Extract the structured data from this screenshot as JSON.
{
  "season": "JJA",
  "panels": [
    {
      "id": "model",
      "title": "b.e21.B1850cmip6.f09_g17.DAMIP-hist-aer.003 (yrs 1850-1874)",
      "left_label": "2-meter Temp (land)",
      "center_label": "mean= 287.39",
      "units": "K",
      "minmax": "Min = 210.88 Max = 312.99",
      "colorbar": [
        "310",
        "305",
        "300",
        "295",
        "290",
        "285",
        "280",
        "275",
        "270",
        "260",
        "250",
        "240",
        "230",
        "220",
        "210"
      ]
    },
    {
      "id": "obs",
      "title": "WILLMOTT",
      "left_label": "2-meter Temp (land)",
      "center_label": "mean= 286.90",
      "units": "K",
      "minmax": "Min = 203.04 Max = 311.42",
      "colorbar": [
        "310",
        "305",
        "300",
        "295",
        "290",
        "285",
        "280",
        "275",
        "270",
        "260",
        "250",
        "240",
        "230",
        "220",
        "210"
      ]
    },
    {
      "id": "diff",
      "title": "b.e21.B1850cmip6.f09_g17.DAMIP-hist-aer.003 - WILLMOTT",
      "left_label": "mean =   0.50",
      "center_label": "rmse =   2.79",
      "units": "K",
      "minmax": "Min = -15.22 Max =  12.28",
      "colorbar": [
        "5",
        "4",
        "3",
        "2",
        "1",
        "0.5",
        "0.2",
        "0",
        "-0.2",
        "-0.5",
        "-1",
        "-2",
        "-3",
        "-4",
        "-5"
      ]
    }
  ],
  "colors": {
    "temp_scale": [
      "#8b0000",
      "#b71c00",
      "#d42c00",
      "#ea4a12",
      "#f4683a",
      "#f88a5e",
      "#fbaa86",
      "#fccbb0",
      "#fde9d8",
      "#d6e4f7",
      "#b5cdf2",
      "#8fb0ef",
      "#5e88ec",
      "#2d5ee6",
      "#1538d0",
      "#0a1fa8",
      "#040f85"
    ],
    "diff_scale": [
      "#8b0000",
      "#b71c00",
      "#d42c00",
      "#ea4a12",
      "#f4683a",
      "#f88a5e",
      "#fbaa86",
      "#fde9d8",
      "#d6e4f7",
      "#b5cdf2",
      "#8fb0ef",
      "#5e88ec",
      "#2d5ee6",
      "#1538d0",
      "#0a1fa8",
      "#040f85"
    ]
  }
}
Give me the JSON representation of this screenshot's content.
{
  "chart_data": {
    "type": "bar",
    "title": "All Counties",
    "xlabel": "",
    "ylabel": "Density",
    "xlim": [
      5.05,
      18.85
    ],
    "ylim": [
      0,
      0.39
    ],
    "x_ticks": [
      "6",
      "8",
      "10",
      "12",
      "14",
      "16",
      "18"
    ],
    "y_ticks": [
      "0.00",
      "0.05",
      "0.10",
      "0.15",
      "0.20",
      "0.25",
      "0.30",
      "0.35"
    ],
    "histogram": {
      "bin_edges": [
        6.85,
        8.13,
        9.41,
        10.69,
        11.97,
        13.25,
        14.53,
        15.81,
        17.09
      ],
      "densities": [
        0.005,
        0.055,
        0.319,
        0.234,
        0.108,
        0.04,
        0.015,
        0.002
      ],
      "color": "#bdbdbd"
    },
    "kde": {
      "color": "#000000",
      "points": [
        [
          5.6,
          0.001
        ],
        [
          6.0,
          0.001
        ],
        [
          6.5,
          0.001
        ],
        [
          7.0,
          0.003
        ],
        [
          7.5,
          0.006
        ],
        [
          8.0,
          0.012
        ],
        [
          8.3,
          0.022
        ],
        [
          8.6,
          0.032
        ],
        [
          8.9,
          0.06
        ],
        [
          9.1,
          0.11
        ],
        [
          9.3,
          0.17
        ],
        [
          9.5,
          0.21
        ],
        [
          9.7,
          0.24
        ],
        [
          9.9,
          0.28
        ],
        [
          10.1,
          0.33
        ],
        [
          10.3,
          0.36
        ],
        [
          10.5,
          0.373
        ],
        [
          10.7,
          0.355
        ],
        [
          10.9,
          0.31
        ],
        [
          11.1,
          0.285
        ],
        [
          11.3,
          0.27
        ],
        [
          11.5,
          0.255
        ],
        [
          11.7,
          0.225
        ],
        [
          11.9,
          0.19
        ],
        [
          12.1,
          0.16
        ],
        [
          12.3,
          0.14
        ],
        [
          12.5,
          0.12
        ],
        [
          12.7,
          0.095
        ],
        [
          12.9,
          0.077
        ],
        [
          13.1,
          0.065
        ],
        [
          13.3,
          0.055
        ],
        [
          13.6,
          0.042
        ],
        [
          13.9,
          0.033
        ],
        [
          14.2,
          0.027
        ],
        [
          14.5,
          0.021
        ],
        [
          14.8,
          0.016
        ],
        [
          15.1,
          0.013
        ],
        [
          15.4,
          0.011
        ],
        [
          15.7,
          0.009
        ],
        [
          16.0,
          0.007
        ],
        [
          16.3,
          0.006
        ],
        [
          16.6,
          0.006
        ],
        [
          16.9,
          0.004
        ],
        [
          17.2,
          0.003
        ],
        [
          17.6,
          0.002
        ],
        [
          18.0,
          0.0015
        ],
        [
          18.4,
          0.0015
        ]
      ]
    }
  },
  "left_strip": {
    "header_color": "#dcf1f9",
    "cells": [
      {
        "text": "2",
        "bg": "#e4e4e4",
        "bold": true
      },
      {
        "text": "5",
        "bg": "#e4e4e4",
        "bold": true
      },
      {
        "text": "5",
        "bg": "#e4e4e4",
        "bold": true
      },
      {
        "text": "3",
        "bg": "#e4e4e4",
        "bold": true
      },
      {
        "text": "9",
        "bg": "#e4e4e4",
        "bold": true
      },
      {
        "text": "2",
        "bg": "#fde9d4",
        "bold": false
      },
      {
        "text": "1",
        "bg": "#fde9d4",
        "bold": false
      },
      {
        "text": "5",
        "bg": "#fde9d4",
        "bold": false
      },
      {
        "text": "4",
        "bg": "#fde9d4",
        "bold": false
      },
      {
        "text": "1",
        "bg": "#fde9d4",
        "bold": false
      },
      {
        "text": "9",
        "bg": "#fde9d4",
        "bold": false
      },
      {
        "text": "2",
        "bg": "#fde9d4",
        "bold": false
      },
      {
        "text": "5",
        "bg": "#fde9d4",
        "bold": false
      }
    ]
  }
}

What is expected » Emit the full listing verbatim.

Task result »
Extract the structured data from this screenshot as JSON.
{
  "season": "JJA",
  "panels": [
    {
      "id": "model",
      "title": "b.e21.B1850cmip6.f09_g17.DAMIP-hist-aer.003 (yrs 1850-1874)",
      "left_label": "2-meter Temp (land)",
      "center_label": "mean= 287.39",
      "units": "K",
      "minmax": "Min = 210.88 Max = 312.99",
      "colorbar": [
        "310",
        "305",
        "300",
        "295",
        "290",
        "285",
        "280",
        "275",
        "270",
        "260",
        "250",
        "240",
        "230",
        "220",
        "210"
      ]
    },
    {
      "id": "obs",
      "title": "WILLMOTT",
      "left_label": "2-meter Temp (land)",
      "center_label": "mean= 286.90",
      "units": "K",
      "minmax": "Min = 203.04 Max = 311.42",
      "colorbar": [
        "310",
        "305",
        "300",
        "295",
        "290",
        "285",
        "280",
        "275",
        "270",
        "260",
        "250",
        "240",
        "230",
        "220",
        "210"
      ]
    },
    {
      "id": "diff",
      "title": "b.e21.B1850cmip6.f09_g17.DAMIP-hist-aer.003 - WILLMOTT",
      "left_label": "mean =   0.50",
      "center_label": "rmse =   2.79",
      "units": "K",
      "minmax": "Min = -15.22 Max =  12.28",
      "colorbar": [
        "5",
        "4",
        "3",
        "2",
        "1",
        "0.5",
        "0.2",
        "0",
        "-0.2",
        "-0.5",
        "-1",
        "-2",
        "-3",
        "-4",
        "-5"
      ]
    }
  ],
  "colors": {
    "temp_scale": [
      "#8b0000",
      "#b71c00",
      "#d42c00",
      "#ea4a12",
      "#f4683a",
      "#f88a5e",
      "#fbaa86",
      "#fccbb0",
      "#fde9d8",
      "#d6e4f7",
      "#b5cdf2",
      "#8fb0ef",
      "#5e88ec",
      "#2d5ee6",
      "#1538d0",
      "#0a1fa8",
      "#040f85"
    ],
    "diff_scale": [
      "#8b0000",
      "#b71c00",
      "#d42c00",
      "#ea4a12",
      "#f4683a",
      "#f88a5e",
      "#fbaa86",
      "#fde9d8",
      "#d6e4f7",
      "#b5cdf2",
      "#8fb0ef",
      "#5e88ec",
      "#2d5ee6",
      "#1538d0",
      "#0a1fa8",
      "#040f85"
    ]
  }
}
Give me the JSON representation of this screenshot's content.
{
  "chart_data": {
    "type": "bar",
    "title": "All Counties",
    "xlabel": "",
    "ylabel": "Density",
    "xlim": [
      5.05,
      18.85
    ],
    "ylim": [
      0,
      0.39
    ],
    "x_ticks": [
      "6",
      "8",
      "10",
      "12",
      "14",
      "16",
      "18"
    ],
    "y_ticks": [
      "0.00",
      "0.05",
      "0.10",
      "0.15",
      "0.20",
      "0.25",
      "0.30",
      "0.35"
    ],
    "histogram": {
      "bin_edges": [
        6.85,
        8.13,
        9.41,
        10.69,
        11.97,
        13.25,
        14.53,
        15.81,
        17.09
      ],
      "densities": [
        0.005,
        0.055,
        0.319,
        0.234,
        0.108,
        0.04,
        0.015,
        0.002
      ],
      "color": "#bdbdbd"
    },
    "kde": {
      "color": "#000000",
      "points": [
        [
          5.6,
          0.001
        ],
        [
          6.0,
          0.001
        ],
        [
          6.5,
          0.001
        ],
        [
          7.0,
          0.003
        ],
        [
          7.5,
          0.006
        ],
        [
          8.0,
          0.012
        ],
        [
          8.3,
          0.022
        ],
        [
          8.6,
          0.032
        ],
        [
          8.9,
          0.06
        ],
        [
          9.1,
          0.11
        ],
        [
          9.3,
          0.17
        ],
        [
          9.5,
          0.21
        ],
        [
          9.7,
          0.24
        ],
        [
          9.9,
          0.28
        ],
        [
          10.1,
          0.33
        ],
        [
          10.3,
          0.36
        ],
        [
          10.5,
          0.373
        ],
        [
          10.7,
          0.355
        ],
        [
          10.9,
          0.31
        ],
        [
          11.1,
          0.285
        ],
        [
          11.3,
          0.27
        ],
        [
          11.5,
          0.255
        ],
        [
          11.7,
          0.225
        ],
        [
          11.9,
          0.19
        ],
        [
          12.1,
          0.16
        ],
        [
          12.3,
          0.14
        ],
        [
          12.5,
          0.12
        ],
        [
          12.7,
          0.095
        ],
        [
          12.9,
          0.077
        ],
        [
          13.1,
          0.065
        ],
        [
          13.3,
          0.055
        ],
        [
          13.6,
          0.042
        ],
        [
          13.9,
          0.033
        ],
        [
          14.2,
          0.027
        ],
        [
          14.5,
          0.021
        ],
        [
          14.8,
          0.016
        ],
        [
          15.1,
          0.013
        ],
        [
          15.4,
          0.011
        ],
        [
          15.7,
          0.009
        ],
        [
          16.0,
          0.007
        ],
        [
          16.3,
          0.006
        ],
        [
          16.6,
          0.006
        ],
        [
          16.9,
          0.004
        ],
        [
          17.2,
          0.003
        ],
        [
          17.6,
          0.002
        ],
        [
          18.0,
          0.0015
        ],
        [
          18.4,
          0.0015
        ]
      ]
    }
  },
  "left_strip": {
    "header_color": "#dcf1f9",
    "cells": [
      {
        "text": "2",
        "bg": "#e4e4e4",
        "bold": true
      },
      {
        "text": "5",
        "bg": "#e4e4e4",
        "bold": true
      },
      {
        "text": "5",
        "bg": "#e4e4e4",
        "bold": true
      },
      {
        "text": "3",
        "bg": "#e4e4e4",
        "bold": true
      },
      {
        "text": "9",
        "bg": "#e4e4e4",
        "bold": true
      },
      {
        "text": "2",
        "bg": "#fde9d4",
        "bold": false
      },
      {
        "text": "1",
        "bg": "#fde9d4",
        "bold": false
      },
      {
        "text": "5",
        "bg": "#fde9d4",
        "bold": false
      },
      {
        "text": "4",
        "bg": "#fde9d4",
        "bold": false
      },
      {
        "text": "1",
        "bg": "#fde9d4",
        "bold": false
      },
      {
        "text": "9",
        "bg": "#fde9d4",
        "bold": false
      },
      {
        "text": "2",
        "bg": "#fde9d4",
        "bold": false
      },
      {
        "text": "5",
        "bg": "#fde9d4",
        "bold": false
      }
    ]
  }
}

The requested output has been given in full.